# [Task prompt]
Pull out all lines from the listing below in which the word "this" appears.

■ ■ ■

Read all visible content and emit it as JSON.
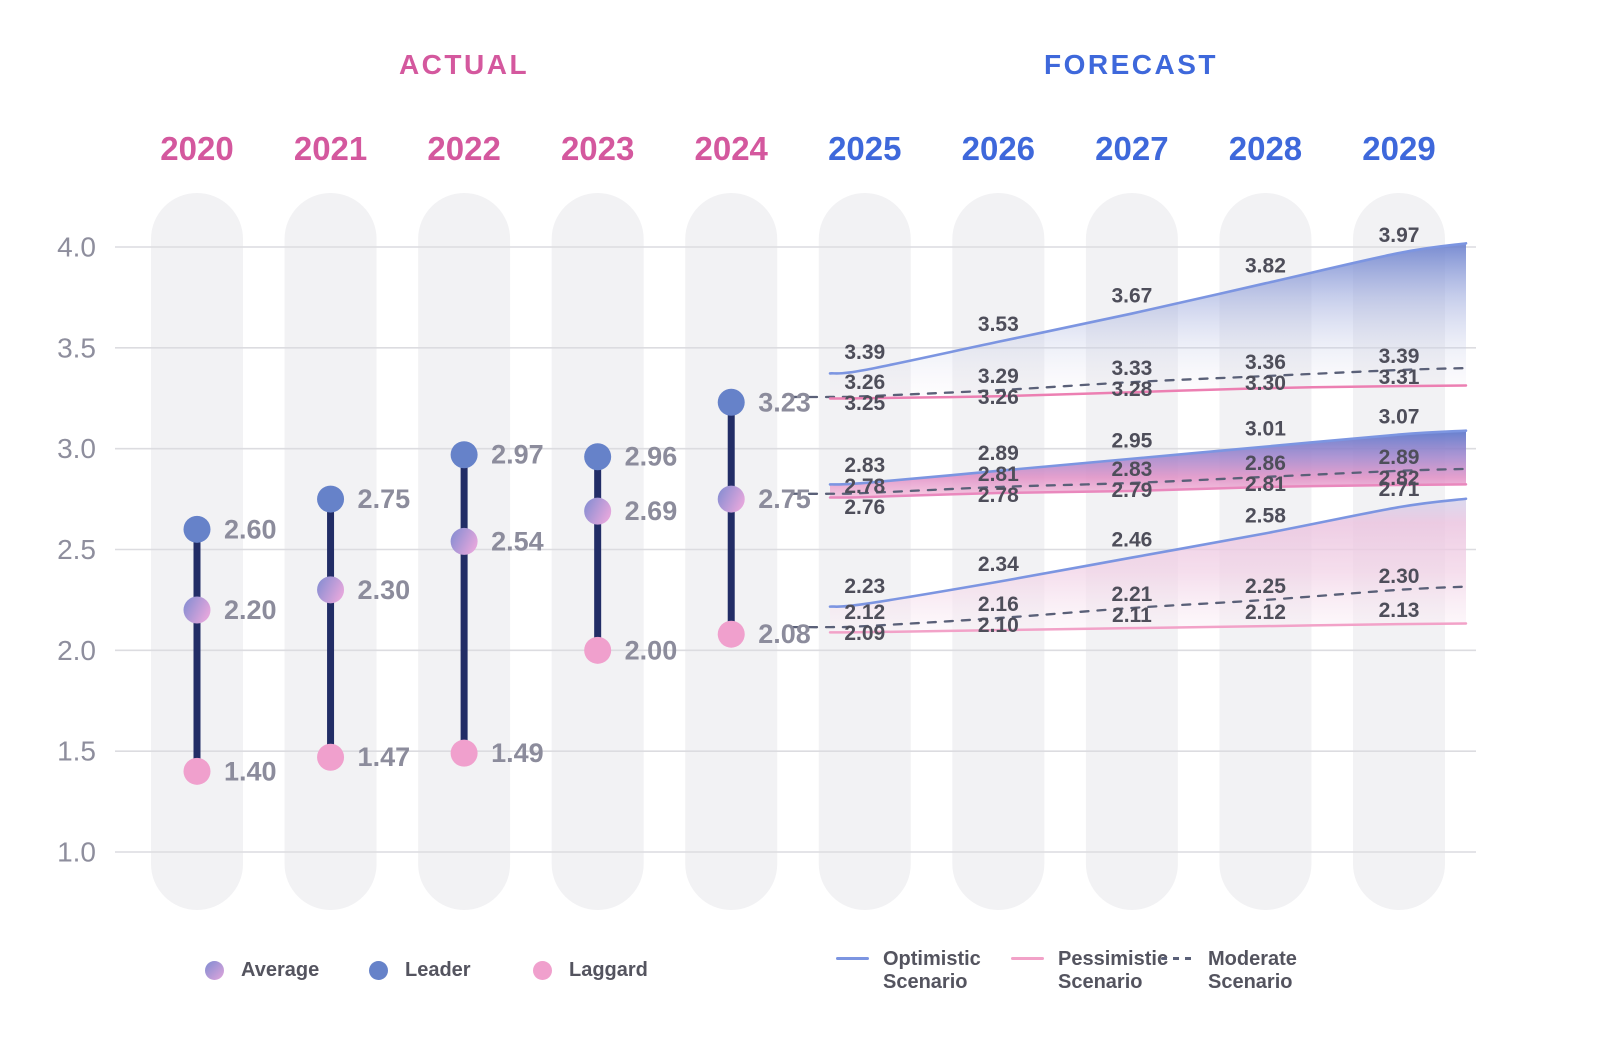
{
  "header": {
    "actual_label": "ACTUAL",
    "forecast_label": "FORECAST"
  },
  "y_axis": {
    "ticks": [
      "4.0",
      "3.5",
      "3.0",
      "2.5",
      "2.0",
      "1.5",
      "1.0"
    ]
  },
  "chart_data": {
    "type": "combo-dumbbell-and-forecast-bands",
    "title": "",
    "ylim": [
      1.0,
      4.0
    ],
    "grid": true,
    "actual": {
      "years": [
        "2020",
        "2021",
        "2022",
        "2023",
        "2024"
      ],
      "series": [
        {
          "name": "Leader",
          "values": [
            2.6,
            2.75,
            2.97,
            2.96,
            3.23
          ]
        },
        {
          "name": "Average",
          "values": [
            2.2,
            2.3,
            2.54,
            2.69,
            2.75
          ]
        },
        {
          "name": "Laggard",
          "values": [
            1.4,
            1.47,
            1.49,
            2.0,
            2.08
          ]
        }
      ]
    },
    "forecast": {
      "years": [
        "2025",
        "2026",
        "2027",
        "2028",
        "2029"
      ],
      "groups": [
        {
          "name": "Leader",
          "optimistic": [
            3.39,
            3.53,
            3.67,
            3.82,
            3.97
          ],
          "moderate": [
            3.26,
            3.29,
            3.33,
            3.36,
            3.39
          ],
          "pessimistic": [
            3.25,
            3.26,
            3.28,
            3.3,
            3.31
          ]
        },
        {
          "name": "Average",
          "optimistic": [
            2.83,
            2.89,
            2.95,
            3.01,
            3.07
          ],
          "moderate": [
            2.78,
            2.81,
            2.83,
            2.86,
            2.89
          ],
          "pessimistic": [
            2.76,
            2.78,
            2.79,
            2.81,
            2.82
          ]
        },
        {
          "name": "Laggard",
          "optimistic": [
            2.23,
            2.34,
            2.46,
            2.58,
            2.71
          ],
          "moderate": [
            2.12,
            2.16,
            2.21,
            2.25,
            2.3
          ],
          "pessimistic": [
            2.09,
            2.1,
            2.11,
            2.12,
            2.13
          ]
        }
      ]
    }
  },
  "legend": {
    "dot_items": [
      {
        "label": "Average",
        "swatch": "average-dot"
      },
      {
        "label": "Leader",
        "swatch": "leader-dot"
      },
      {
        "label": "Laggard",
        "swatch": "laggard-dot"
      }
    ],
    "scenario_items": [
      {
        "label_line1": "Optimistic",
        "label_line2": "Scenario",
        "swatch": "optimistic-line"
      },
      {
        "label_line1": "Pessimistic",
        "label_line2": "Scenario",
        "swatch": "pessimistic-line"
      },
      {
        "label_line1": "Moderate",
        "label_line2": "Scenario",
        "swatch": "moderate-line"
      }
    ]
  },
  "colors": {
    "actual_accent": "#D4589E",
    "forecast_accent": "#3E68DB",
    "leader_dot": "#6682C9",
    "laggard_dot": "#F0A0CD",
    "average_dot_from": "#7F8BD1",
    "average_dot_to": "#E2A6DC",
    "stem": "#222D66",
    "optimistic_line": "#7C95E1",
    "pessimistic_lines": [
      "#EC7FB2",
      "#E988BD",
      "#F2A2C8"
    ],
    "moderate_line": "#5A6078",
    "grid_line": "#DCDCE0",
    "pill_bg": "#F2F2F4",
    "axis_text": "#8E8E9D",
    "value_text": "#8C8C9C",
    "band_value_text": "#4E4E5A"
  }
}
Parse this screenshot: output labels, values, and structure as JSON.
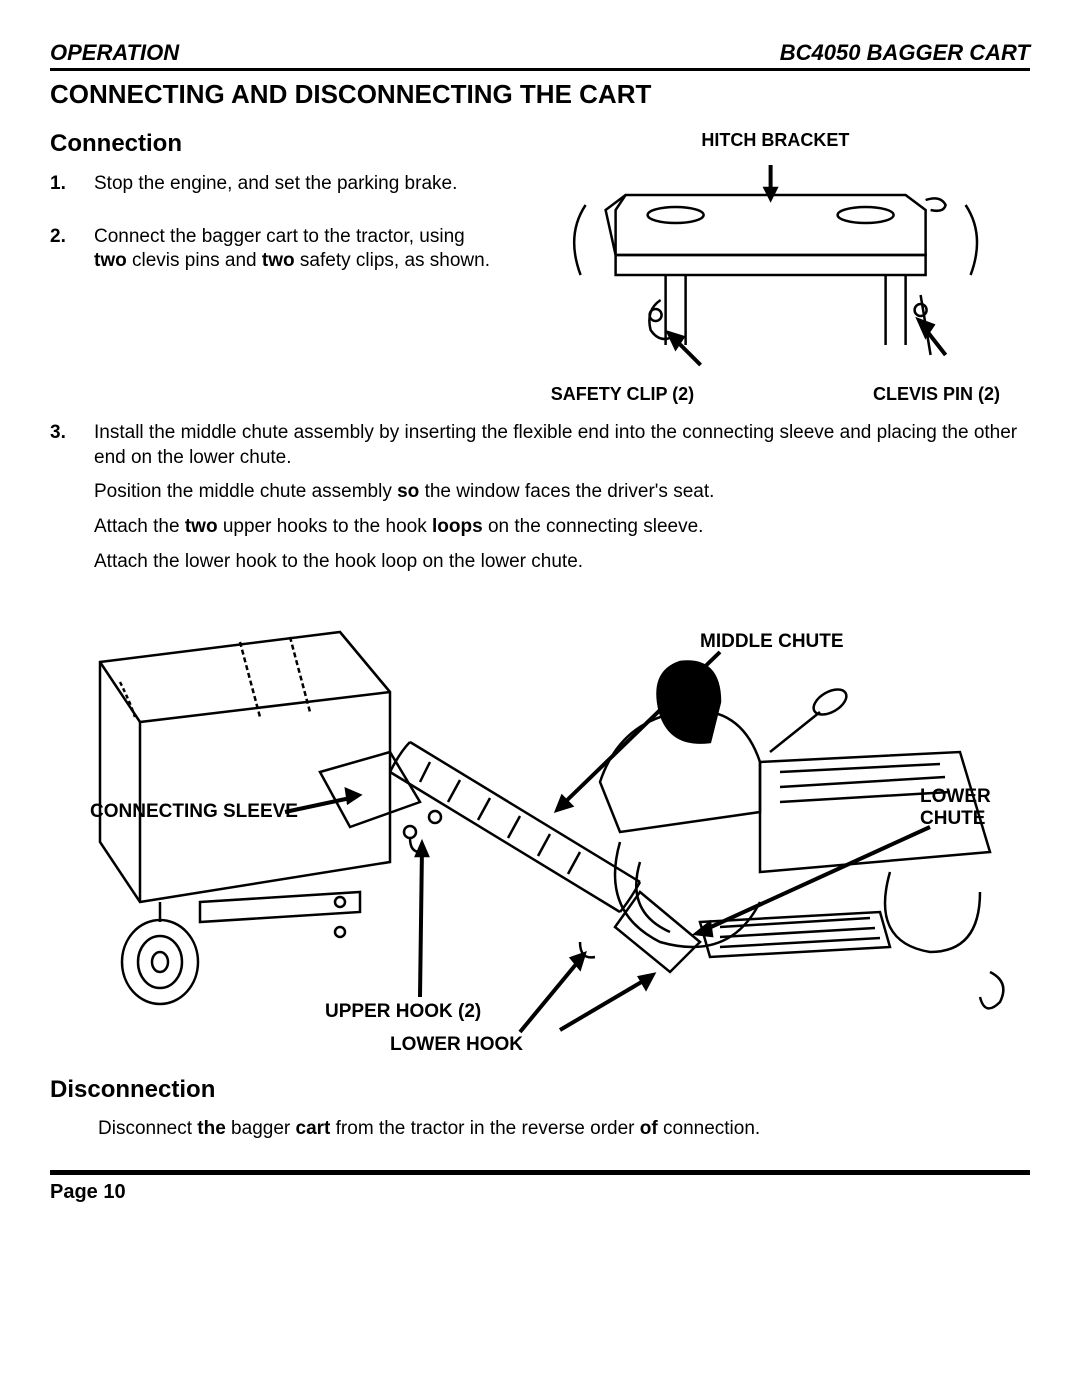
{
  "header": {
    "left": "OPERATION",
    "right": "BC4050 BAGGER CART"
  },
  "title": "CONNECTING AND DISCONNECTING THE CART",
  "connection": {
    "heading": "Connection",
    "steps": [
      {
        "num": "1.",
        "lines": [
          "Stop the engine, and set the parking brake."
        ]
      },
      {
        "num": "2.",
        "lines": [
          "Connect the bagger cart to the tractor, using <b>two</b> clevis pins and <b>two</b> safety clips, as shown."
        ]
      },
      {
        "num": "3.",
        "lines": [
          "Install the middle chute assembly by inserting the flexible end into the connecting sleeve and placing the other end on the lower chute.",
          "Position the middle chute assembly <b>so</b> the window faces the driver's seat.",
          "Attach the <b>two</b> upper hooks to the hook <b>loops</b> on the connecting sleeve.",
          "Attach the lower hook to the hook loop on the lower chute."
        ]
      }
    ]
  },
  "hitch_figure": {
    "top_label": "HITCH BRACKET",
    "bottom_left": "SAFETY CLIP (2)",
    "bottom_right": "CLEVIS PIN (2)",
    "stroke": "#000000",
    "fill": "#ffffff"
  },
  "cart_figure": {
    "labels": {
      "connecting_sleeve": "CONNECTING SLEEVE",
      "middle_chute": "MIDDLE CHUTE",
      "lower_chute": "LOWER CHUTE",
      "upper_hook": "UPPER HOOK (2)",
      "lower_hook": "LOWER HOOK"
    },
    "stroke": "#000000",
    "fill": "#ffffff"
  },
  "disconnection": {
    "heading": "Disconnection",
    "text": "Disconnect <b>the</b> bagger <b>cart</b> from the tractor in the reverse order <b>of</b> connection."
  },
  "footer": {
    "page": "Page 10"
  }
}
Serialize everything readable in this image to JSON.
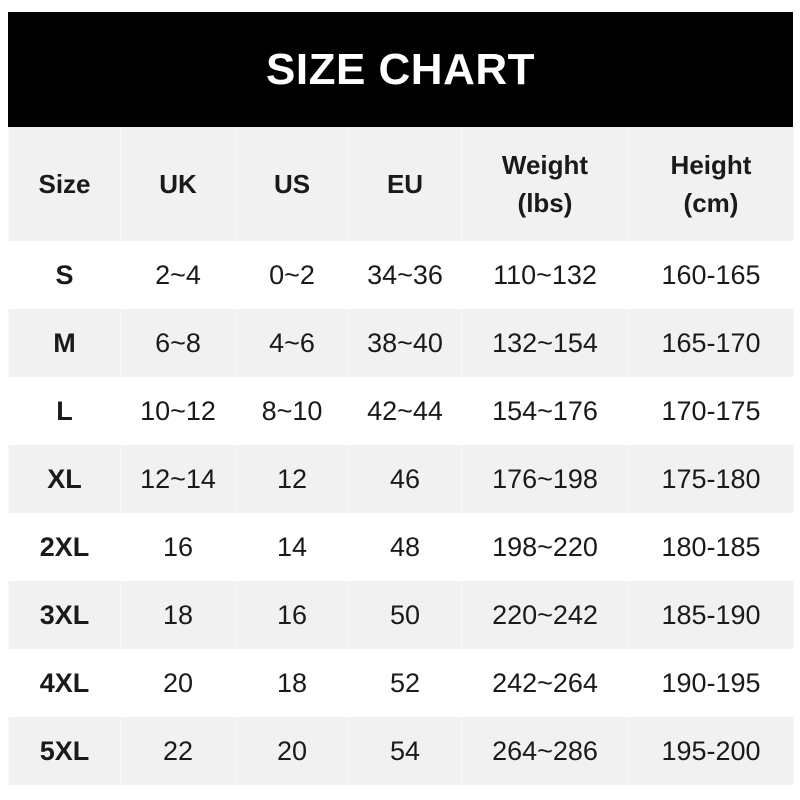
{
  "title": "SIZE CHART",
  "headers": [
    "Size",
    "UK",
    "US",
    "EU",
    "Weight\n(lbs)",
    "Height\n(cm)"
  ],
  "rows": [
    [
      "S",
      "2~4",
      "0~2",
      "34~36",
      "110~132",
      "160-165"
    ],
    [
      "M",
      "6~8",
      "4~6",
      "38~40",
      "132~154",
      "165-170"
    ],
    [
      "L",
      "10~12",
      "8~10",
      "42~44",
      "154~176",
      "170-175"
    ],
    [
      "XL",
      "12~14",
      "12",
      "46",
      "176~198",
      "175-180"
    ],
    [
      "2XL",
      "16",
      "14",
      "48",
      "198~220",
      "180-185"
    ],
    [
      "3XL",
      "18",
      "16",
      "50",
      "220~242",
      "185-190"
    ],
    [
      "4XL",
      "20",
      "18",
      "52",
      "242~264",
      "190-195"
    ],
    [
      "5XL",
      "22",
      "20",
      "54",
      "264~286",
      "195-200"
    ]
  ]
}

■ ■ ■

# [Answer in full]
Parse this screenshot: output labels, values, and structure as JSON.
Serialize everything readable in this image to JSON.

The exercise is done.